**TASK STATEMENT**. Look for the string "SUISSE" in the lines and copy each line that has it.

--------------------------------

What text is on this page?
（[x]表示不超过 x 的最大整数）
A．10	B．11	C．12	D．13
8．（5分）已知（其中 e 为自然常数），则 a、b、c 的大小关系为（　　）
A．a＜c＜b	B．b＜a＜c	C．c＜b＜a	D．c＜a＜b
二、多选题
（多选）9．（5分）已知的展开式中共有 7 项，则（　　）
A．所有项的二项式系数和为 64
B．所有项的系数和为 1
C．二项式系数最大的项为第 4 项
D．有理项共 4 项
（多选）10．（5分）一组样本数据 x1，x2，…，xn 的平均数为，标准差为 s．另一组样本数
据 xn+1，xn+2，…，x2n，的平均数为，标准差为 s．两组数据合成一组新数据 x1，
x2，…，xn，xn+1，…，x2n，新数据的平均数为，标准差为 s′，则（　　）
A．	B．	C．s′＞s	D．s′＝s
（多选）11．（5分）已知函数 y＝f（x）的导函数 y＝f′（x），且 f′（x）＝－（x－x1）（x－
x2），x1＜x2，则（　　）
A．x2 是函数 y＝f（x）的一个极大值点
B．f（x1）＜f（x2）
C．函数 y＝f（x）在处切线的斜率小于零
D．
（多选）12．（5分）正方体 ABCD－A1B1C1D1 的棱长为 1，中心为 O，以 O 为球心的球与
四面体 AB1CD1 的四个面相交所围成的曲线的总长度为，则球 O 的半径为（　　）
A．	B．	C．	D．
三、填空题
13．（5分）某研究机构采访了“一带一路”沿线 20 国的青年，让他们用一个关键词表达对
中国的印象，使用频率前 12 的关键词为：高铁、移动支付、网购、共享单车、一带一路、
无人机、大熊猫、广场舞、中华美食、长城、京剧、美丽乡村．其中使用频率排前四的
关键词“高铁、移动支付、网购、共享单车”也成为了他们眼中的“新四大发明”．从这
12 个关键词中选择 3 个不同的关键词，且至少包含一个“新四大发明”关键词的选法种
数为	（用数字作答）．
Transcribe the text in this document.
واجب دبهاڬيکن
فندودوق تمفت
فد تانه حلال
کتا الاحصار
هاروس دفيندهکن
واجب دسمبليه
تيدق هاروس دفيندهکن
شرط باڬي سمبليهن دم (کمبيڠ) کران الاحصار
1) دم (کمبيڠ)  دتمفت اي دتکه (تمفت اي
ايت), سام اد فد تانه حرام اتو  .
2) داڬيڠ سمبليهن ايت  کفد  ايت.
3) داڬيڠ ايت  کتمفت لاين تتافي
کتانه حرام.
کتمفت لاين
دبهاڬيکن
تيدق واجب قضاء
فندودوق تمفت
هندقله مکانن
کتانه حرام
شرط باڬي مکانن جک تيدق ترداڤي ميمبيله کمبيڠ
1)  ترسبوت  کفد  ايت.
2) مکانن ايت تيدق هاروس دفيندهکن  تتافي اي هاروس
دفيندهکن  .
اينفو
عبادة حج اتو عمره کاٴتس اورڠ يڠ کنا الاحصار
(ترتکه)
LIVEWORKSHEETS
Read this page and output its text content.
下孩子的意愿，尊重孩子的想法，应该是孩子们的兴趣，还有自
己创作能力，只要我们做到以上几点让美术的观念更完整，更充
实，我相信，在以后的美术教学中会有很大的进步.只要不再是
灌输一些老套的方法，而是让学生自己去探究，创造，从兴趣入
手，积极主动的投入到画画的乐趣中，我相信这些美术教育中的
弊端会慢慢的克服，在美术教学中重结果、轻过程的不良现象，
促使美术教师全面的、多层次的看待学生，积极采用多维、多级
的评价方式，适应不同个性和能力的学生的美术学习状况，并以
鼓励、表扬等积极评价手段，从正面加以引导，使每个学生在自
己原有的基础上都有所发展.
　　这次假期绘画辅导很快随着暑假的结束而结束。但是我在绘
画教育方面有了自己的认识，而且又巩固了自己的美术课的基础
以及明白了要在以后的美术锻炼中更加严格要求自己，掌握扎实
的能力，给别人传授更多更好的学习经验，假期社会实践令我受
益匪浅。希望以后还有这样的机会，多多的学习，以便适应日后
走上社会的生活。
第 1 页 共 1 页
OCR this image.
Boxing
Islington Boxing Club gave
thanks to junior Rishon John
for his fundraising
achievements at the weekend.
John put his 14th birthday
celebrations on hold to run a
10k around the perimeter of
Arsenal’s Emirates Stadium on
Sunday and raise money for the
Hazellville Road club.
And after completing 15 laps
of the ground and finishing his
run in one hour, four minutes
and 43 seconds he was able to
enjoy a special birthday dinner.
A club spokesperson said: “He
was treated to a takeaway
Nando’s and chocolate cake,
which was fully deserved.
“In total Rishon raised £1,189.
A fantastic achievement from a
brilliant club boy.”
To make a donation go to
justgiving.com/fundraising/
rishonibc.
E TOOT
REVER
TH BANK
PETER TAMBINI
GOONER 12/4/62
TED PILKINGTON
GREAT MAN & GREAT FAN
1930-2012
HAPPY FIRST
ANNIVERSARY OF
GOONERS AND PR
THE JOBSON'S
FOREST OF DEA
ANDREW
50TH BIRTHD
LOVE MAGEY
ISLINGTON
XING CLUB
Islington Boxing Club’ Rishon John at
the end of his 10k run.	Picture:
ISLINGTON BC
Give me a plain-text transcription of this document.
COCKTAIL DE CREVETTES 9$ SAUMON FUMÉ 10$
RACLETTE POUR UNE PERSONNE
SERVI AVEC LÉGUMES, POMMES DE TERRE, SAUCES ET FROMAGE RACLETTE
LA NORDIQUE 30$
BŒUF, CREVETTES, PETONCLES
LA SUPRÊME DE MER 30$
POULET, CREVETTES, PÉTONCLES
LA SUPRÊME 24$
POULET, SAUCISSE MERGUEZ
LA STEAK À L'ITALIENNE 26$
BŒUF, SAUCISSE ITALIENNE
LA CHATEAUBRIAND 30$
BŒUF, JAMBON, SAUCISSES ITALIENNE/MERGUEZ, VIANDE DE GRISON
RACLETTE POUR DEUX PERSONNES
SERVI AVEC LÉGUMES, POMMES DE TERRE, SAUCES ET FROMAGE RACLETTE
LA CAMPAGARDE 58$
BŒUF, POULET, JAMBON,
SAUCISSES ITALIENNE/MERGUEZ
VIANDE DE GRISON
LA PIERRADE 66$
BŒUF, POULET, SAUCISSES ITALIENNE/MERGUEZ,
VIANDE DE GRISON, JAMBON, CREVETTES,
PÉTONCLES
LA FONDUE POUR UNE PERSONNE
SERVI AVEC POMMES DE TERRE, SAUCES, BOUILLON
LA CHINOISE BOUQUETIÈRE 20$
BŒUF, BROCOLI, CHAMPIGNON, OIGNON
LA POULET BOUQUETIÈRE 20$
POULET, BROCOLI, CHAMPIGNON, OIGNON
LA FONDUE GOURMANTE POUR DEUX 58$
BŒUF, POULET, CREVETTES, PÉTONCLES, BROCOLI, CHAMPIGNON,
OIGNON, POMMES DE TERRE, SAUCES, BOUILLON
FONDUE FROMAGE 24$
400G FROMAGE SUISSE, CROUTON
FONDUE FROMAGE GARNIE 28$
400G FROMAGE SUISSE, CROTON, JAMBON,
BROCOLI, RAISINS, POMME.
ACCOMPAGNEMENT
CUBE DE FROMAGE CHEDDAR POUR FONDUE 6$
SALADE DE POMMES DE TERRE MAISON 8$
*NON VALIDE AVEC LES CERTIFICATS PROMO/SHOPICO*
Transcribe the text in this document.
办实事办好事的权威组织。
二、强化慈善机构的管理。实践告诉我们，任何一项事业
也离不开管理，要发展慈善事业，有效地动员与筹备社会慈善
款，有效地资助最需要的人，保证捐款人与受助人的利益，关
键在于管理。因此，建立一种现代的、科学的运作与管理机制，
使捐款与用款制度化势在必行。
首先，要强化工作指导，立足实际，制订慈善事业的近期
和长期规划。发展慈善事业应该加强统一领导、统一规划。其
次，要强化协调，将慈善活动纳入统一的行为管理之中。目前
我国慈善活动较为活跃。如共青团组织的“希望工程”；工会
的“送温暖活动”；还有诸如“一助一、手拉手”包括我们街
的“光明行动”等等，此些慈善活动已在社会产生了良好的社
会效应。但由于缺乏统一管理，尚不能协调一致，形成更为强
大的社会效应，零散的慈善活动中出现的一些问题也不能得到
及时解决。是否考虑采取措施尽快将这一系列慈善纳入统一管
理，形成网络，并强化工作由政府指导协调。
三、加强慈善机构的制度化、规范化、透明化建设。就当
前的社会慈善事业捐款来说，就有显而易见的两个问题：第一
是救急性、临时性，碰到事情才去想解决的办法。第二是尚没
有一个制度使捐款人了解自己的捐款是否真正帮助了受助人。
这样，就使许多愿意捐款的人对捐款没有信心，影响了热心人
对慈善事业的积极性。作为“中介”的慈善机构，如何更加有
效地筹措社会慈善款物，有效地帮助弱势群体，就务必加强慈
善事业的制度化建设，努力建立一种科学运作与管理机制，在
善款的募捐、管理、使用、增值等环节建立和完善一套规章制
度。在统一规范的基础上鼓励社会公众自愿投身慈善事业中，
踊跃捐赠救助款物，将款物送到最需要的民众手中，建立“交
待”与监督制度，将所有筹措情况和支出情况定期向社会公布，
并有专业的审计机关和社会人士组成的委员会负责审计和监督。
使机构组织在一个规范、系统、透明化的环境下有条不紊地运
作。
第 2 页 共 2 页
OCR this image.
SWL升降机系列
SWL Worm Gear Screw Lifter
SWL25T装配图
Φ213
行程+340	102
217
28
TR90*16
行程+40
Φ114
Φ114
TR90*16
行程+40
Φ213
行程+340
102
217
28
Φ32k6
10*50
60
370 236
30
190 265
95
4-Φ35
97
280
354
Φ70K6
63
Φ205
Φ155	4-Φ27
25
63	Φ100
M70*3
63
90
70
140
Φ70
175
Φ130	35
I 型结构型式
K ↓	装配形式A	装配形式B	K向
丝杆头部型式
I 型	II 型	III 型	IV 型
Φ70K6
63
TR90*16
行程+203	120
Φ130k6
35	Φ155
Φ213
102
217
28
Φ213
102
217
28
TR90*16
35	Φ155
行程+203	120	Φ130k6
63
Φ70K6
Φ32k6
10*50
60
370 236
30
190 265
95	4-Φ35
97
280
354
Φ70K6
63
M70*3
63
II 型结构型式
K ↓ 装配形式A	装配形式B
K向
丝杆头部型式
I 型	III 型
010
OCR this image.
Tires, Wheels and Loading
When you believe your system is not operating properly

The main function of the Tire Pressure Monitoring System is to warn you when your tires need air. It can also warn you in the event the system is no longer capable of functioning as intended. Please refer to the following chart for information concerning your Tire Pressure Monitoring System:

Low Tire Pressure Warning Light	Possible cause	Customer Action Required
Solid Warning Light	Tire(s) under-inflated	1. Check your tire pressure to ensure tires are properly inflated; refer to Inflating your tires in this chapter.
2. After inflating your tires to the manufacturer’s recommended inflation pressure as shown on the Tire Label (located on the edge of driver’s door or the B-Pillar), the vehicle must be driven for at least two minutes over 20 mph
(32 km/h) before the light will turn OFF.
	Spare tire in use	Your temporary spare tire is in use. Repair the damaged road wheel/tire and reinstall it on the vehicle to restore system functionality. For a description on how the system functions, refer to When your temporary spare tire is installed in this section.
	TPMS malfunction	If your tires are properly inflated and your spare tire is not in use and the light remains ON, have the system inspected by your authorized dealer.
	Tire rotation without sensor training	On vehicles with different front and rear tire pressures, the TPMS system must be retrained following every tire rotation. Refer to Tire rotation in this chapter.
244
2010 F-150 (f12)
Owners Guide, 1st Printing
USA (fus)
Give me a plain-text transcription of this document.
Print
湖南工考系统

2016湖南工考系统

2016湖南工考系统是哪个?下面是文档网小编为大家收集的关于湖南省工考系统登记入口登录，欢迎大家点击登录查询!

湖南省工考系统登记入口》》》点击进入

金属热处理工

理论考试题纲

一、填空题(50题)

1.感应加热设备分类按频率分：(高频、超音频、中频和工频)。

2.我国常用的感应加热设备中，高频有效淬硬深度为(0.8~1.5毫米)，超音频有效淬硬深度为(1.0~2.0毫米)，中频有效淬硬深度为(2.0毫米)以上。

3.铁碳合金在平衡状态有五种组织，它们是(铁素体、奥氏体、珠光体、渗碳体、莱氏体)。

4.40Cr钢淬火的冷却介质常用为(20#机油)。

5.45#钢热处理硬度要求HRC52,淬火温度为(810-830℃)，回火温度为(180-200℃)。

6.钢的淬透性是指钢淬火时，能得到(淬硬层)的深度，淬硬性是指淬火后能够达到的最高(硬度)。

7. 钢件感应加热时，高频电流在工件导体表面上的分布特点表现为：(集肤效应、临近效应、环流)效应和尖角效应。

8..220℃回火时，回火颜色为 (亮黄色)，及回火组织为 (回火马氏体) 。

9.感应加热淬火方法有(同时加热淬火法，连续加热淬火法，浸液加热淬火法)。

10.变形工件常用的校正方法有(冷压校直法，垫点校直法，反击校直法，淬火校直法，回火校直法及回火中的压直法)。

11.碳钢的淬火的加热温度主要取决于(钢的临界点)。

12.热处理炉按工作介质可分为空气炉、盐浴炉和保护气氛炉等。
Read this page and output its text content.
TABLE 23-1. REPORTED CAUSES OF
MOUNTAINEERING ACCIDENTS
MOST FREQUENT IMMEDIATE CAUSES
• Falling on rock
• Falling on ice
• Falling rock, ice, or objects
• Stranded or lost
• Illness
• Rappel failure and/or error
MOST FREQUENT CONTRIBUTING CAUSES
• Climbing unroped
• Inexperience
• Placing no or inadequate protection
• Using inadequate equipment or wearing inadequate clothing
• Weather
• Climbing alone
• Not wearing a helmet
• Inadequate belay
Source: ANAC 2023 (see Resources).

--------------------------------

**RESULT**.
400G FROMAGE SUISSE, CROUTON
400G FROMAGE SUISSE, CROTON, JAMBON,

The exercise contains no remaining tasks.